WHAT IS EXPECTED: Make an exact copy of the entries, and keep any pictures out of it.

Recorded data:
-.-.-

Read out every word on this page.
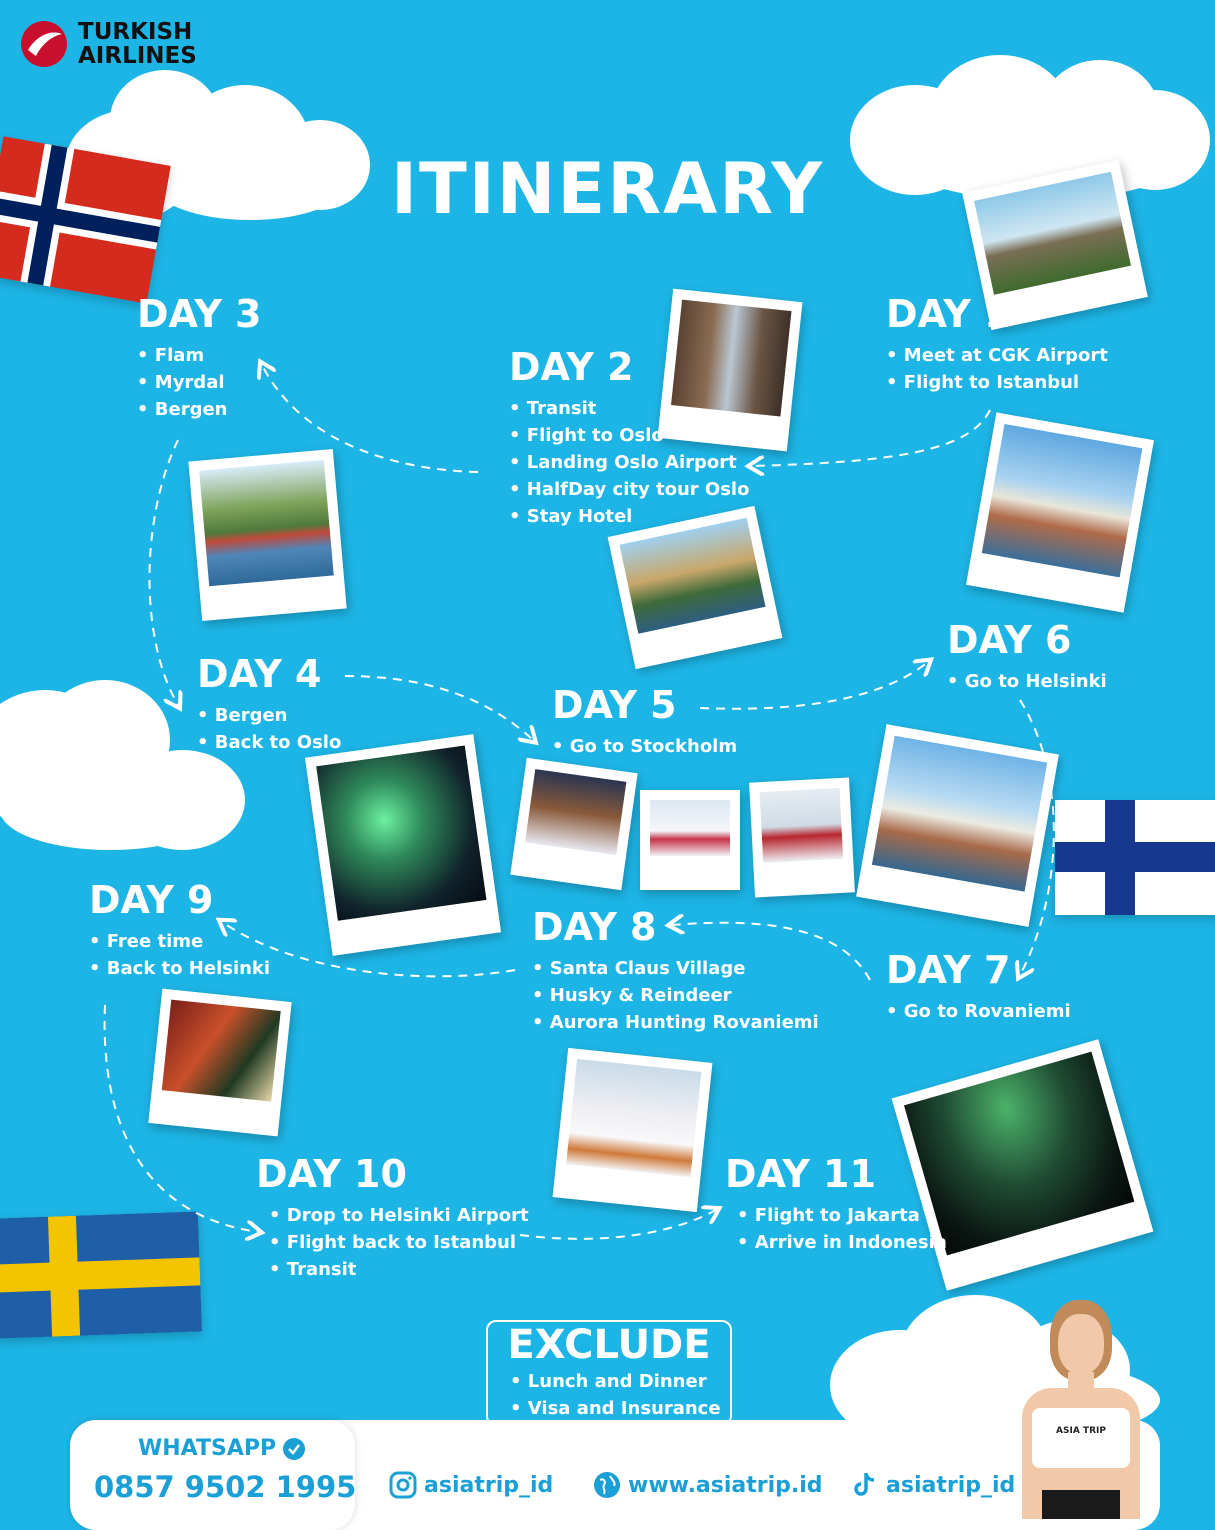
TURKISH
AIRLINES
ITINERARY
DAY 1
• Meet at CGK Airport
• Flight to Istanbul
DAY 2
• Transit
• Flight to Oslo
• Landing Oslo Airport
• HalfDay city tour Oslo
• Stay Hotel
DAY 3
• Flam
• Myrdal
• Bergen
DAY 4
• Bergen
• Back to Oslo
DAY 5
• Go to Stockholm
DAY 6
• Go to Helsinki
DAY 7
• Go to Rovaniemi
DAY 8
• Santa Claus Village
• Husky & Reindeer
• Aurora Hunting Rovaniemi
DAY 9
• Free time
• Back to Helsinki
DAY 10
• Drop to Helsinki Airport
• Flight back to Istanbul
• Transit
DAY 11
• Flight to Jakarta
• Arrive in Indonesia
EXCLUDE
• Lunch and Dinner
• Visa and Insurance
WHATSAPP
0857 9502 1995	asiatrip_id	www.asiatrip.id	asiatrip_id
ASIA TRIP
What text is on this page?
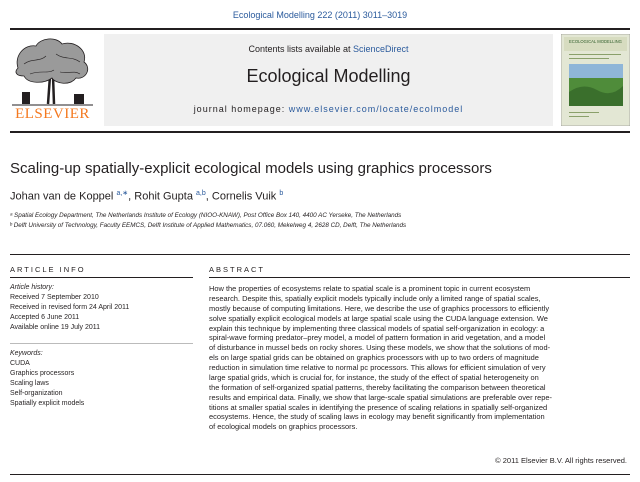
Ecological Modelling 222 (2011) 3011–3019
ELSEVIER
Contents lists available at ScienceDirect
Ecological Modelling
journal homepage: www.elsevier.com/locate/ecolmodel
ECOLOGICAL MODELLING
Scaling-up spatially-explicit ecological models using graphics processors
Johan van de Koppel $^{a,∗}$, Rohit Gupta $^{a,b}$, Cornelis Vuik $^b$
ᵃ Spatial Ecology Department, The Netherlands Institute of Ecology (NIOO-KNAW), Post Office Box 140, 4400 AC Yerseke, The Netherlands
ᵇ Delft University of Technology, Faculty EEMCS, Delft Institute of Applied Mathematics, 07.060, Mekelweg 4, 2628 CD, Delft, The Netherlands
ARTICLE INFO
Article history:
Received 7 September 2010
Received in revised form 24 April 2011
Accepted 6 June 2011
Available online 19 July 2011
Keywords:
CUDA
Graphics processors
Scaling laws
Self-organization
Spatially explicit models
ABSTRACT
How the properties of ecosystems relate to spatial scale is a prominent topic in current ecosystem
research. Despite this, spatially explicit models typically include only a limited range of spatial scales,
mostly because of computing limitations. Here, we describe the use of graphics processors to efficiently
solve spatially explicit ecological models at large spatial scale using the CUDA language extension. We
explain this technique by implementing three classical models of spatial self-organization in ecology: a
spiral-wave forming predator–prey model, a model of pattern formation in arid vegetation, and a model
of disturbance in mussel beds on rocky shores. Using these models, we show that the solutions of mod-
els on large spatial grids can be obtained on graphics processors with up to two orders of magnitude
reduction in simulation time relative to normal pc processors. This allows for efficient simulation of very
large spatial grids, which is crucial for, for instance, the study of the effect of spatial heterogeneity on
the formation of self-organized spatial patterns, thereby facilitating the comparison between theoretical
results and empirical data. Finally, we show that large-scale spatial simulations are preferable over repe-
titions at smaller spatial scales in identifying the presence of scaling relations in spatially self-organized
ecosystems. Hence, the study of scaling laws in ecology may benefit significantly from implementation
of ecological models on graphics processors.
© 2011 Elsevier B.V. All rights reserved.
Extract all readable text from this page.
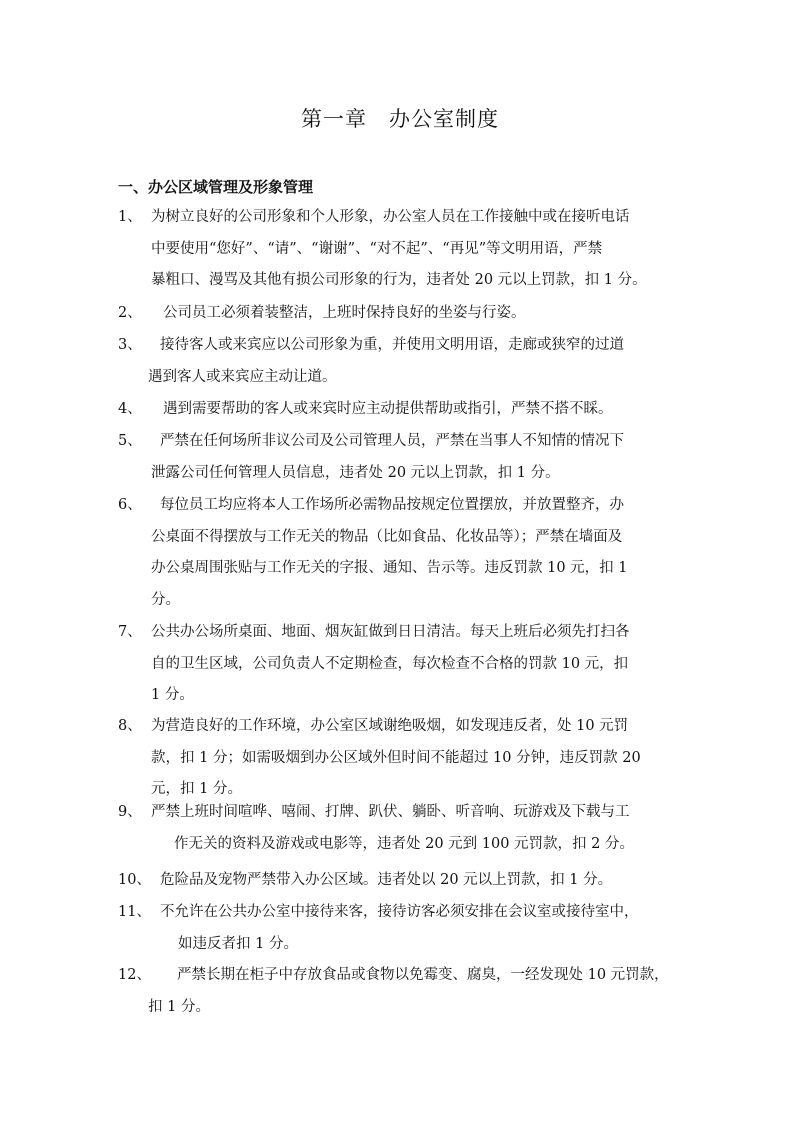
第一章　办公室制度
一、办公区域管理及形象管理
1、 为树立良好的公司形象和个人形象，办公室人员在工作接触中或在接听电话
中要使用“您好”、“请”、“谢谢”、“对不起”、“再见”等文明用语，严禁
暴粗口、漫骂及其他有损公司形象的行为，违者处 20 元以上罚款，扣 1 分。
2、 公司员工必须着装整洁，上班时保持良好的坐姿与行姿。
3、 接待客人或来宾应以公司形象为重，并使用文明用语，走廊或狭窄的过道
遇到客人或来宾应主动让道。
4、 遇到需要帮助的客人或来宾时应主动提供帮助或指引，严禁不搭不睬。
5、 严禁在任何场所非议公司及公司管理人员，严禁在当事人不知情的情况下
泄露公司任何管理人员信息，违者处 20 元以上罚款，扣 1 分。
6、 每位员工均应将本人工作场所必需物品按规定位置摆放，并放置整齐，办
公桌面不得摆放与工作无关的物品（比如食品、化妆品等）；严禁在墙面及
办公桌周围张贴与工作无关的字报、通知、告示等。违反罚款 10 元，扣 1
分。
7、 公共办公场所桌面、地面、烟灰缸做到日日清洁。每天上班后必须先打扫各
自的卫生区域，公司负责人不定期检查，每次检查不合格的罚款 10 元，扣
1 分。
8、 为营造良好的工作环境，办公室区域谢绝吸烟，如发现违反者，处 10 元罚
款，扣 1 分；如需吸烟到办公区域外但时间不能超过 10 分钟，违反罚款 20
元，扣 1 分。
9、 严禁上班时间喧哗、嘻闹、打牌、趴伏、躺卧、听音响、玩游戏及下载与工
作无关的资料及游戏或电影等，违者处 20 元到 100 元罚款，扣 2 分。
10、 危险品及宠物严禁带入办公区域。违者处以 20 元以上罚款，扣 1 分。
11、 不允许在公共办公室中接待来客，接待访客必须安排在会议室或接待室中，
如违反者扣 1 分。
12、 严禁长期在柜子中存放食品或食物以免霉变、腐臭，一经发现处 10 元罚款，
扣 1 分。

-.-.-

RESULT:
Read out every word on this page.
TURKISH
AIRLINES
ITINERARY
DAY 1
• Meet at CGK Airport
• Flight to Istanbul
DAY 2
• Transit
• Flight to Oslo
• Landing Oslo Airport
• HalfDay city tour Oslo
• Stay Hotel
DAY 3
• Flam
• Myrdal
• Bergen
DAY 4
• Bergen
• Back to Oslo
DAY 5
• Go to Stockholm
DAY 6
• Go to Helsinki
DAY 7
• Go to Rovaniemi
DAY 8
• Santa Claus Village
• Husky & Reindeer
• Aurora Hunting Rovaniemi
DAY 9
• Free time
• Back to Helsinki
DAY 10
• Drop to Helsinki Airport
• Flight back to Istanbul
• Transit
DAY 11
• Flight to Jakarta
• Arrive in Indonesia
EXCLUDE
• Lunch and Dinner
• Visa and Insurance
WHATSAPP
0857 9502 1995	asiatrip_id	www.asiatrip.id	asiatrip_id
ASIA TRIP
What text is on this page?
Ecological Modelling 222 (2011) 3011–3019
ELSEVIER
Contents lists available at ScienceDirect
Ecological Modelling
journal homepage: www.elsevier.com/locate/ecolmodel
ECOLOGICAL MODELLING
Scaling-up spatially-explicit ecological models using graphics processors
Johan van de Koppel $^{a,∗}$, Rohit Gupta $^{a,b}$, Cornelis Vuik $^b$
ᵃ Spatial Ecology Department, The Netherlands Institute of Ecology (NIOO-KNAW), Post Office Box 140, 4400 AC Yerseke, The Netherlands
ᵇ Delft University of Technology, Faculty EEMCS, Delft Institute of Applied Mathematics, 07.060, Mekelweg 4, 2628 CD, Delft, The Netherlands
ARTICLE INFO
Article history:
Received 7 September 2010
Received in revised form 24 April 2011
Accepted 6 June 2011
Available online 19 July 2011
Keywords:
CUDA
Graphics processors
Scaling laws
Self-organization
Spatially explicit models
ABSTRACT
How the properties of ecosystems relate to spatial scale is a prominent topic in current ecosystem
research. Despite this, spatially explicit models typically include only a limited range of spatial scales,
mostly because of computing limitations. Here, we describe the use of graphics processors to efficiently
solve spatially explicit ecological models at large spatial scale using the CUDA language extension. We
explain this technique by implementing three classical models of spatial self-organization in ecology: a
spiral-wave forming predator–prey model, a model of pattern formation in arid vegetation, and a model
of disturbance in mussel beds on rocky shores. Using these models, we show that the solutions of mod-
els on large spatial grids can be obtained on graphics processors with up to two orders of magnitude
reduction in simulation time relative to normal pc processors. This allows for efficient simulation of very
large spatial grids, which is crucial for, for instance, the study of the effect of spatial heterogeneity on
the formation of self-organized spatial patterns, thereby facilitating the comparison between theoretical
results and empirical data. Finally, we show that large-scale spatial simulations are preferable over repe-
titions at smaller spatial scales in identifying the presence of scaling relations in spatially self-organized
ecosystems. Hence, the study of scaling laws in ecology may benefit significantly from implementation
of ecological models on graphics processors.
© 2011 Elsevier B.V. All rights reserved.
Extract all readable text from this page.
第一章　办公室制度
一、办公区域管理及形象管理
1、 为树立良好的公司形象和个人形象，办公室人员在工作接触中或在接听电话
中要使用“您好”、“请”、“谢谢”、“对不起”、“再见”等文明用语，严禁
暴粗口、漫骂及其他有损公司形象的行为，违者处 20 元以上罚款，扣 1 分。
2、 公司员工必须着装整洁，上班时保持良好的坐姿与行姿。
3、 接待客人或来宾应以公司形象为重，并使用文明用语，走廊或狭窄的过道
遇到客人或来宾应主动让道。
4、 遇到需要帮助的客人或来宾时应主动提供帮助或指引，严禁不搭不睬。
5、 严禁在任何场所非议公司及公司管理人员，严禁在当事人不知情的情况下
泄露公司任何管理人员信息，违者处 20 元以上罚款，扣 1 分。
6、 每位员工均应将本人工作场所必需物品按规定位置摆放，并放置整齐，办
公桌面不得摆放与工作无关的物品（比如食品、化妆品等）；严禁在墙面及
办公桌周围张贴与工作无关的字报、通知、告示等。违反罚款 10 元，扣 1
分。
7、 公共办公场所桌面、地面、烟灰缸做到日日清洁。每天上班后必须先打扫各
自的卫生区域，公司负责人不定期检查，每次检查不合格的罚款 10 元，扣
1 分。
8、 为营造良好的工作环境，办公室区域谢绝吸烟，如发现违反者，处 10 元罚
款，扣 1 分；如需吸烟到办公区域外但时间不能超过 10 分钟，违反罚款 20
元，扣 1 分。
9、 严禁上班时间喧哗、嘻闹、打牌、趴伏、躺卧、听音响、玩游戏及下载与工
作无关的资料及游戏或电影等，违者处 20 元到 100 元罚款，扣 2 分。
10、 危险品及宠物严禁带入办公区域。违者处以 20 元以上罚款，扣 1 分。
11、 不允许在公共办公室中接待来客，接待访客必须安排在会议室或接待室中，
如违反者扣 1 分。
12、 严禁长期在柜子中存放食品或食物以免霉变、腐臭，一经发现处 10 元罚款，
扣 1 分。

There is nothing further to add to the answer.